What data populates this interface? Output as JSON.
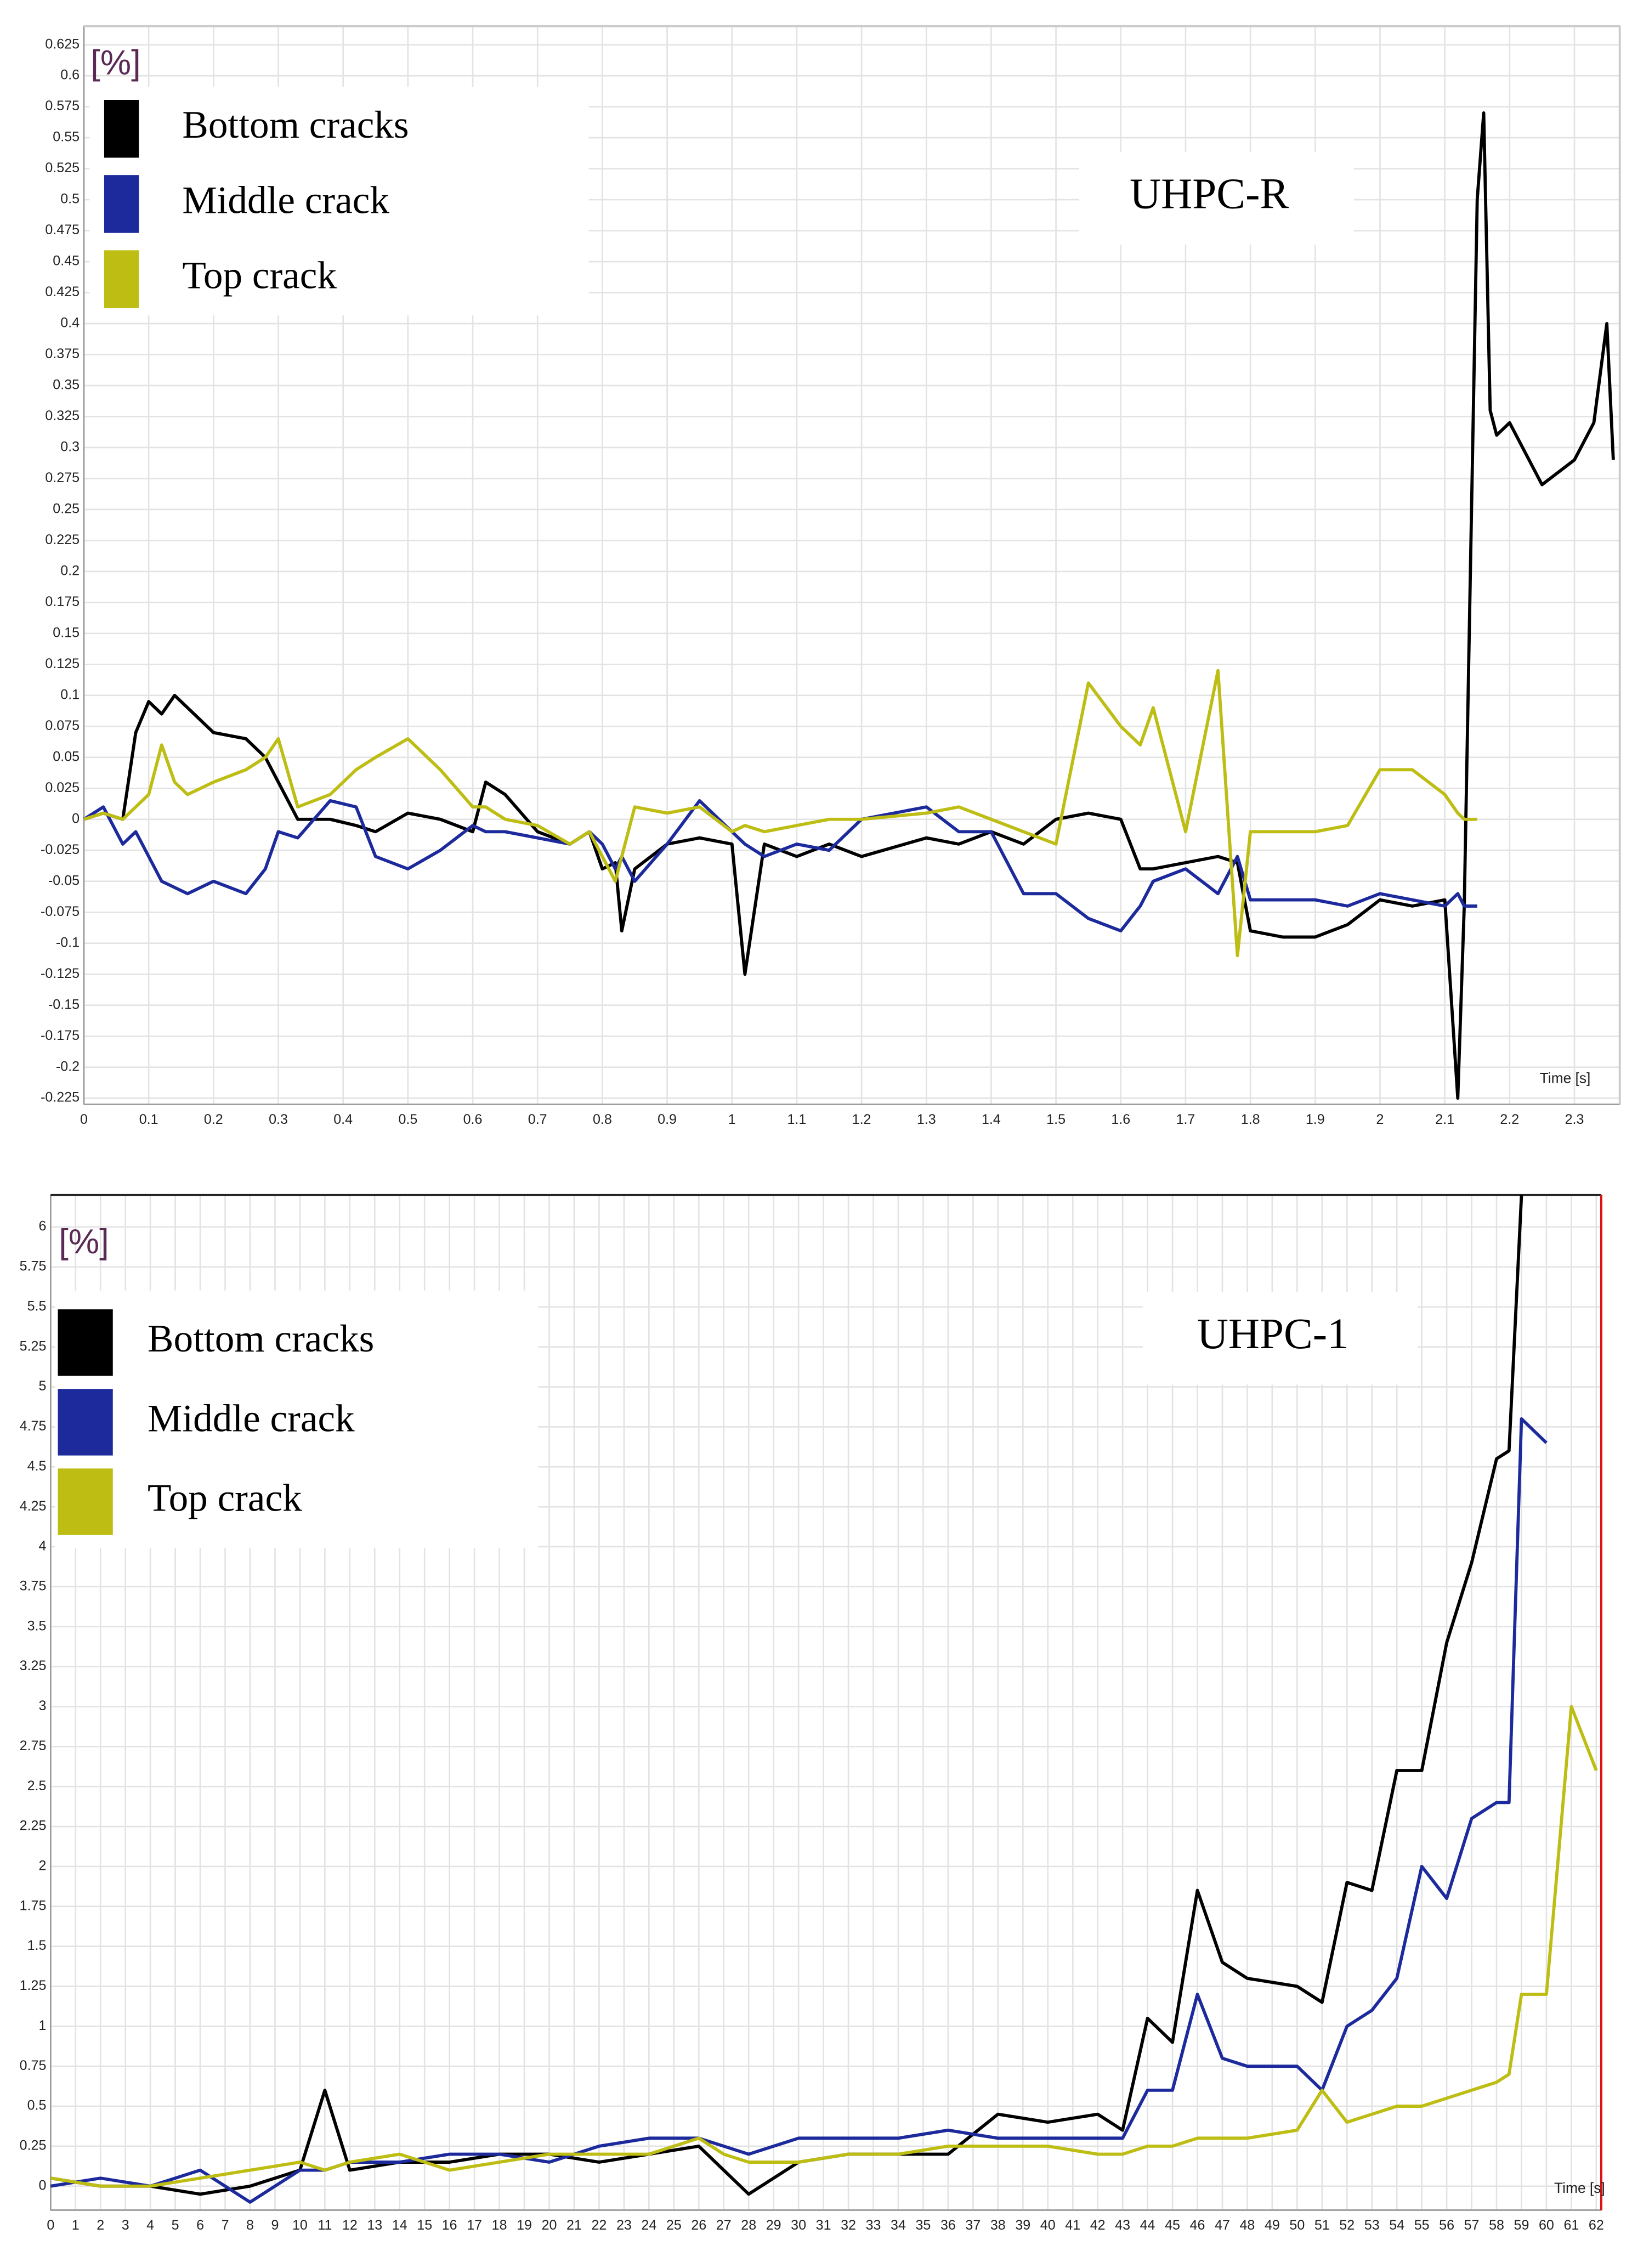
{
  "chart_data": [
    {
      "type": "line",
      "annotation": "UHPC-R",
      "ylabel": "[%]",
      "xlabel": "Time [s]",
      "grid": true,
      "legend": "upper left",
      "x": [
        0,
        0.03,
        0.06,
        0.08,
        0.1,
        0.12,
        0.14,
        0.16,
        0.2,
        0.25,
        0.28,
        0.3,
        0.33,
        0.38,
        0.42,
        0.45,
        0.5,
        0.55,
        0.6,
        0.62,
        0.65,
        0.7,
        0.75,
        0.78,
        0.8,
        0.82,
        0.83,
        0.85,
        0.9,
        0.95,
        1.0,
        1.02,
        1.05,
        1.1,
        1.15,
        1.2,
        1.3,
        1.35,
        1.4,
        1.45,
        1.5,
        1.55,
        1.6,
        1.63,
        1.65,
        1.7,
        1.75,
        1.78,
        1.8,
        1.85,
        1.9,
        1.95,
        2.0,
        2.05,
        2.1,
        2.12,
        2.13,
        2.15,
        2.16,
        2.17,
        2.18,
        2.2,
        2.25,
        2.3,
        2.33,
        2.35,
        2.36
      ],
      "series": [
        {
          "name": "Bottom cracks",
          "color": "#000000",
          "values": [
            0,
            0.005,
            0,
            0.07,
            0.095,
            0.085,
            0.1,
            0.09,
            0.07,
            0.065,
            0.05,
            0.03,
            0,
            0,
            -0.005,
            -0.01,
            0.005,
            0,
            -0.01,
            0.03,
            0.02,
            -0.01,
            -0.02,
            -0.01,
            -0.04,
            -0.035,
            -0.09,
            -0.04,
            -0.02,
            -0.015,
            -0.02,
            -0.125,
            -0.02,
            -0.03,
            -0.02,
            -0.03,
            -0.015,
            -0.02,
            -0.01,
            -0.02,
            0,
            0.005,
            0,
            -0.04,
            -0.04,
            -0.035,
            -0.03,
            -0.035,
            -0.09,
            -0.095,
            -0.095,
            -0.085,
            -0.065,
            -0.07,
            -0.065,
            -0.225,
            -0.07,
            0.5,
            0.57,
            0.33,
            0.31,
            0.32,
            0.27,
            0.29,
            0.32,
            0.4,
            0.29
          ]
        },
        {
          "name": "Middle crack",
          "color": "#1c2a9c",
          "values": [
            0,
            0.01,
            -0.02,
            -0.01,
            -0.03,
            -0.05,
            -0.055,
            -0.06,
            -0.05,
            -0.06,
            -0.04,
            -0.01,
            -0.015,
            0.015,
            0.01,
            -0.03,
            -0.04,
            -0.025,
            -0.005,
            -0.01,
            -0.01,
            -0.015,
            -0.02,
            -0.01,
            -0.02,
            -0.04,
            -0.03,
            -0.05,
            -0.02,
            0.015,
            -0.01,
            -0.02,
            -0.03,
            -0.02,
            -0.025,
            0,
            0.01,
            -0.01,
            -0.01,
            -0.06,
            -0.06,
            -0.08,
            -0.09,
            -0.07,
            -0.05,
            -0.04,
            -0.06,
            -0.03,
            -0.065,
            -0.065,
            -0.065,
            -0.07,
            -0.06,
            -0.065,
            -0.07,
            -0.06,
            -0.07,
            -0.07,
            null,
            null,
            null,
            null,
            null,
            null,
            null,
            null,
            null
          ]
        },
        {
          "name": "Top crack",
          "color": "#bdbd14",
          "values": [
            0,
            0.005,
            0,
            0.01,
            0.02,
            0.06,
            0.03,
            0.02,
            0.03,
            0.04,
            0.05,
            0.065,
            0.01,
            0.02,
            0.04,
            0.05,
            0.065,
            0.04,
            0.01,
            0.01,
            0,
            -0.005,
            -0.02,
            -0.01,
            -0.03,
            -0.05,
            -0.03,
            0.01,
            0.005,
            0.01,
            -0.01,
            -0.005,
            -0.01,
            -0.005,
            0,
            0,
            0.005,
            0.01,
            0,
            -0.01,
            -0.02,
            0.11,
            0.075,
            0.06,
            0.09,
            -0.01,
            0.12,
            -0.11,
            -0.01,
            -0.01,
            -0.01,
            -0.005,
            0.04,
            0.04,
            0.02,
            0.005,
            0,
            0,
            null,
            null,
            null,
            null,
            null,
            null,
            null,
            null,
            null
          ]
        }
      ],
      "xlim": [
        0,
        2.37
      ],
      "xticks": [
        0,
        0.1,
        0.2,
        0.3,
        0.4,
        0.5,
        0.6,
        0.7,
        0.8,
        0.9,
        1,
        1.1,
        1.2,
        1.3,
        1.4,
        1.5,
        1.6,
        1.7,
        1.8,
        1.9,
        2,
        2.1,
        2.2,
        2.3
      ],
      "ylim": [
        -0.23,
        0.64
      ],
      "yticks": [
        -0.225,
        -0.2,
        -0.175,
        -0.15,
        -0.125,
        -0.1,
        -0.075,
        -0.05,
        -0.025,
        0,
        0.025,
        0.05,
        0.075,
        0.1,
        0.125,
        0.15,
        0.175,
        0.2,
        0.225,
        0.25,
        0.275,
        0.3,
        0.325,
        0.35,
        0.375,
        0.4,
        0.425,
        0.45,
        0.475,
        0.5,
        0.525,
        0.55,
        0.575,
        0.6,
        0.625
      ]
    },
    {
      "type": "line",
      "annotation": "UHPC-1",
      "ylabel": "[%]",
      "xlabel": "Time [s]",
      "grid": true,
      "legend": "upper left",
      "x": [
        0,
        2,
        4,
        6,
        8,
        10,
        11,
        12,
        14,
        16,
        18,
        20,
        22,
        24,
        26,
        27,
        28,
        30,
        32,
        34,
        36,
        38,
        40,
        42,
        43,
        44,
        45,
        46,
        47,
        48,
        50,
        51,
        52,
        53,
        54,
        55,
        56,
        57,
        58,
        58.5,
        59,
        60,
        61,
        62
      ],
      "series": [
        {
          "name": "Bottom cracks",
          "color": "#000000",
          "values": [
            0.05,
            0,
            0,
            -0.05,
            0,
            0.1,
            0.6,
            0.1,
            0.15,
            0.15,
            0.2,
            0.2,
            0.15,
            0.2,
            0.25,
            0.1,
            -0.05,
            0.15,
            0.2,
            0.2,
            0.2,
            0.45,
            0.4,
            0.45,
            0.35,
            1.05,
            0.9,
            1.85,
            1.4,
            1.3,
            1.25,
            1.15,
            1.9,
            1.85,
            2.6,
            2.6,
            3.4,
            3.9,
            4.55,
            4.6,
            6.2,
            null,
            null,
            null
          ]
        },
        {
          "name": "Middle crack",
          "color": "#1c2a9c",
          "values": [
            0,
            0.05,
            0,
            0.1,
            -0.1,
            0.1,
            0.1,
            0.15,
            0.15,
            0.2,
            0.2,
            0.15,
            0.25,
            0.3,
            0.3,
            0.25,
            0.2,
            0.3,
            0.3,
            0.3,
            0.35,
            0.3,
            0.3,
            0.3,
            0.3,
            0.6,
            0.6,
            1.2,
            0.8,
            0.75,
            0.75,
            0.6,
            1.0,
            1.1,
            1.3,
            2.0,
            1.8,
            2.3,
            2.4,
            2.4,
            4.8,
            4.65,
            null,
            null
          ]
        },
        {
          "name": "Top crack",
          "color": "#bdbd14",
          "values": [
            0.05,
            0,
            0,
            0.05,
            0.1,
            0.15,
            0.1,
            0.15,
            0.2,
            0.1,
            0.15,
            0.2,
            0.2,
            0.2,
            0.3,
            0.2,
            0.15,
            0.15,
            0.2,
            0.2,
            0.25,
            0.25,
            0.25,
            0.2,
            0.2,
            0.25,
            0.25,
            0.3,
            0.3,
            0.3,
            0.35,
            0.6,
            0.4,
            0.45,
            0.5,
            0.5,
            0.55,
            0.6,
            0.65,
            0.7,
            1.2,
            1.2,
            3.0,
            2.6
          ]
        }
      ],
      "xlim": [
        0,
        62.2
      ],
      "xticks": [
        0,
        1,
        2,
        3,
        4,
        5,
        6,
        7,
        8,
        9,
        10,
        11,
        12,
        13,
        14,
        15,
        16,
        17,
        18,
        19,
        20,
        21,
        22,
        23,
        24,
        25,
        26,
        27,
        28,
        29,
        30,
        31,
        32,
        33,
        34,
        35,
        36,
        37,
        38,
        39,
        40,
        41,
        42,
        43,
        44,
        45,
        46,
        47,
        48,
        49,
        50,
        51,
        52,
        53,
        54,
        55,
        56,
        57,
        58,
        59,
        60,
        61,
        62
      ],
      "ylim": [
        -0.15,
        6.2
      ],
      "yticks": [
        0,
        0.25,
        0.5,
        0.75,
        1,
        1.25,
        1.5,
        1.75,
        2,
        2.25,
        2.5,
        2.75,
        3,
        3.25,
        3.5,
        3.75,
        4,
        4.25,
        4.5,
        4.75,
        5,
        5.25,
        5.5,
        5.75,
        6
      ]
    }
  ]
}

━━━━━━━━━━

(Task instructions): In the records above, find the lines containing "annotation" and copy them.

(Final result):
      "annotation": "UHPC-R",
      "annotation": "UHPC-1",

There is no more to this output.